— AIM OF THE TASK —
Search the material and gather each line with "icon" in it.

— Dataset items —
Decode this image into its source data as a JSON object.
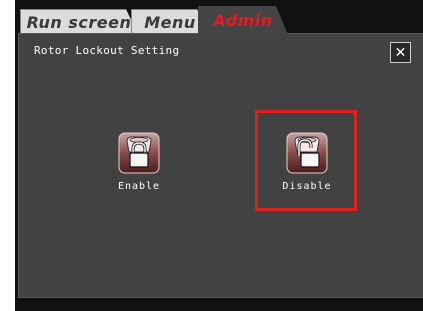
{
  "tabs": [
    {
      "label": "Run screen",
      "active": false
    },
    {
      "label": "Menu",
      "active": false
    },
    {
      "label": "Admin",
      "active": true
    }
  ],
  "dialog": {
    "title": "Rotor Lockout Setting",
    "close_icon": "close-icon"
  },
  "options": {
    "enable": {
      "label": "Enable",
      "icon": "rotor-lock-icon"
    },
    "disable": {
      "label": "Disable",
      "icon": "rotor-unlock-icon",
      "highlighted": true
    }
  },
  "colors": {
    "accent": "#e31b23",
    "panel": "#424242",
    "highlight": "#e02020"
  }
}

— THE ANSWER —
    "close_icon": "close-icon"
      "icon": "rotor-lock-icon"
      "icon": "rotor-unlock-icon",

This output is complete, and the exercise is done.